Exactly as they appear, output all of the entries.

>> START

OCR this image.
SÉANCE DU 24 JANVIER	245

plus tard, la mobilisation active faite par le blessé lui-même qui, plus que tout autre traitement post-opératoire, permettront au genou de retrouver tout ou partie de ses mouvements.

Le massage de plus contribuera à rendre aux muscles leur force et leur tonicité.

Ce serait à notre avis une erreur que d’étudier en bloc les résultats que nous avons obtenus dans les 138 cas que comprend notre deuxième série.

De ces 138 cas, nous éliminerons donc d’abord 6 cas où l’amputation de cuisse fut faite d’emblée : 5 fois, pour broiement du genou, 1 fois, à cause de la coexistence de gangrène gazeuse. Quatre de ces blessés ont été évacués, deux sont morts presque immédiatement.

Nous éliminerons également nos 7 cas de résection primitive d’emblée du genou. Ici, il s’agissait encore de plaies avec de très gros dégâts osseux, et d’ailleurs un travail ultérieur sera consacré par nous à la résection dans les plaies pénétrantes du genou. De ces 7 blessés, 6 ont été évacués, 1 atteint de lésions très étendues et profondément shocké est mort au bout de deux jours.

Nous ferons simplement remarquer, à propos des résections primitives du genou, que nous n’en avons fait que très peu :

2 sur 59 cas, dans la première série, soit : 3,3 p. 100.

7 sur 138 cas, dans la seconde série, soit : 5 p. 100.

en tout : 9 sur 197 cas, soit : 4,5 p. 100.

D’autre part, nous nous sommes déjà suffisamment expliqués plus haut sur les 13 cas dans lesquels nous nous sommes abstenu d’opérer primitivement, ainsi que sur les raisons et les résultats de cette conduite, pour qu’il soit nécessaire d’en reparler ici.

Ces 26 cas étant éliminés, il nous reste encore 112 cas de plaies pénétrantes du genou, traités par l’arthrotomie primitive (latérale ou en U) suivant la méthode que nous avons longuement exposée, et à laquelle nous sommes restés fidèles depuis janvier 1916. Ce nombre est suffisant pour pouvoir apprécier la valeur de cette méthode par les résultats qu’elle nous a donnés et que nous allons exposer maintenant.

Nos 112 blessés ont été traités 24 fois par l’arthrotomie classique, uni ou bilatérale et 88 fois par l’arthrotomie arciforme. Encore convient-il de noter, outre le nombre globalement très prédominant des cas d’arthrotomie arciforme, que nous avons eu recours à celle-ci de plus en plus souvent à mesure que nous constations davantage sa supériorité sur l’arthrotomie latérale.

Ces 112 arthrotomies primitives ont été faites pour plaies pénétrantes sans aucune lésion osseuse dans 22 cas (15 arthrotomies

>> END

**Answer to the exercise**
OCR this image.
SÉANCE DU 24 JANVIER	245

plus tard, la mobilisation active faite par le blessé lui-même qui, plus que tout autre traitement post-opératoire, permettront au genou de retrouver tout ou partie de ses mouvements.

Le massage de plus contribuera à rendre aux muscles leur force et leur tonicité.

Ce serait à notre avis une erreur que d’étudier en bloc les résultats que nous avons obtenus dans les 138 cas que comprend notre deuxième série.

De ces 138 cas, nous éliminerons donc d’abord 6 cas où l’amputation de cuisse fut faite d’emblée : 5 fois, pour broiement du genou, 1 fois, à cause de la coexistence de gangrène gazeuse. Quatre de ces blessés ont été évacués, deux sont morts presque immédiatement.

Nous éliminerons également nos 7 cas de résection primitive d’emblée du genou. Ici, il s’agissait encore de plaies avec de très gros dégâts osseux, et d’ailleurs un travail ultérieur sera consacré par nous à la résection dans les plaies pénétrantes du genou. De ces 7 blessés, 6 ont été évacués, 1 atteint de lésions très étendues et profondément shocké est mort au bout de deux jours.

Nous ferons simplement remarquer, à propos des résections primitives du genou, que nous n’en avons fait que très peu :

2 sur 59 cas, dans la première série, soit : 3,3 p. 100.

7 sur 138 cas, dans la seconde série, soit : 5 p. 100.

en tout : 9 sur 197 cas, soit : 4,5 p. 100.

D’autre part, nous nous sommes déjà suffisamment expliqués plus haut sur les 13 cas dans lesquels nous nous sommes abstenu d’opérer primitivement, ainsi que sur les raisons et les résultats de cette conduite, pour qu’il soit nécessaire d’en reparler ici.

Ces 26 cas étant éliminés, il nous reste encore 112 cas de plaies pénétrantes du genou, traités par l’arthrotomie primitive (latérale ou en U) suivant la méthode que nous avons longuement exposée, et à laquelle nous sommes restés fidèles depuis janvier 1916. Ce nombre est suffisant pour pouvoir apprécier la valeur de cette méthode par les résultats qu’elle nous a donnés et que nous allons exposer maintenant.

Nos 112 blessés ont été traités 24 fois par l’arthrotomie classique, uni ou bilatérale et 88 fois par l’arthrotomie arciforme. Encore convient-il de noter, outre le nombre globalement très prédominant des cas d’arthrotomie arciforme, que nous avons eu recours à celle-ci de plus en plus souvent à mesure que nous constations davantage sa supériorité sur l’arthrotomie latérale.

Ces 112 arthrotomies primitives ont été faites pour plaies pénétrantes sans aucune lésion osseuse dans 22 cas (15 arthrotomies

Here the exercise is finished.